WHAT THE EXERCISE ASKS: Your task is to print all of the data word for word.

— START DATA SUPPLIED —

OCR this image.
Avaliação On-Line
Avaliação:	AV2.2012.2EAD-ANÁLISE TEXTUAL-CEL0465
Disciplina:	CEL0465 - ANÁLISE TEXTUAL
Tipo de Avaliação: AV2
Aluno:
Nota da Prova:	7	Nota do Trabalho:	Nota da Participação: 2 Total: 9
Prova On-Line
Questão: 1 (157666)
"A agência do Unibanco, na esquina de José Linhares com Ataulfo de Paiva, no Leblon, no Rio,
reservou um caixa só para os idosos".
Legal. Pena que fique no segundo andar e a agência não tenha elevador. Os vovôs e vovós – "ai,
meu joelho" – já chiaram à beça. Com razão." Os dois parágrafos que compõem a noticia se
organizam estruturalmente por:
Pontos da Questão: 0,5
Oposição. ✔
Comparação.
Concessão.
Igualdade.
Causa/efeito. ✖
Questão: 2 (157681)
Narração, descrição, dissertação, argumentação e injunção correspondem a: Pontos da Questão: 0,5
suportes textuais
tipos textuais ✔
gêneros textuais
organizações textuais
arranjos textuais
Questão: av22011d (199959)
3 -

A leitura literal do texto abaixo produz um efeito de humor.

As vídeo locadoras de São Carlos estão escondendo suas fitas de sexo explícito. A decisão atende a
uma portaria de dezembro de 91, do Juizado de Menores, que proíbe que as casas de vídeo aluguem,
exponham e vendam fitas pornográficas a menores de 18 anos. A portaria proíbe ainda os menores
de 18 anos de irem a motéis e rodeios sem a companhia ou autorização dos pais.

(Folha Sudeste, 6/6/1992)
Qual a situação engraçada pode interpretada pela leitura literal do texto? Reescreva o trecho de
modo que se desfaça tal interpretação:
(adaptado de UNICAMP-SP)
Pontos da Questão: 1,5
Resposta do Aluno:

— END DATA SUPPLIED —

SOLVED PROBLEM:
OCR this image.
Avaliação On-Line
Avaliação:	AV2.2012.2EAD-ANÁLISE TEXTUAL-CEL0465
Disciplina:	CEL0465 - ANÁLISE TEXTUAL
Tipo de Avaliação: AV2
Aluno:
Nota da Prova:	7	Nota do Trabalho:	Nota da Participação: 2 Total: 9
Prova On-Line
Questão: 1 (157666)
"A agência do Unibanco, na esquina de José Linhares com Ataulfo de Paiva, no Leblon, no Rio,
reservou um caixa só para os idosos".
Legal. Pena que fique no segundo andar e a agência não tenha elevador. Os vovôs e vovós – "ai,
meu joelho" – já chiaram à beça. Com razão." Os dois parágrafos que compõem a noticia se
organizam estruturalmente por:
Pontos da Questão: 0,5
Oposição. ✔
Comparação.
Concessão.
Igualdade.
Causa/efeito. ✖
Questão: 2 (157681)
Narração, descrição, dissertação, argumentação e injunção correspondem a: Pontos da Questão: 0,5
suportes textuais
tipos textuais ✔
gêneros textuais
organizações textuais
arranjos textuais
Questão: av22011d (199959)
3 -

A leitura literal do texto abaixo produz um efeito de humor.

As vídeo locadoras de São Carlos estão escondendo suas fitas de sexo explícito. A decisão atende a
uma portaria de dezembro de 91, do Juizado de Menores, que proíbe que as casas de vídeo aluguem,
exponham e vendam fitas pornográficas a menores de 18 anos. A portaria proíbe ainda os menores
de 18 anos de irem a motéis e rodeios sem a companhia ou autorização dos pais.

(Folha Sudeste, 6/6/1992)
Qual a situação engraçada pode interpretada pela leitura literal do texto? Reescreva o trecho de
modo que se desfaça tal interpretação:
(adaptado de UNICAMP-SP)
Pontos da Questão: 1,5
Resposta do Aluno:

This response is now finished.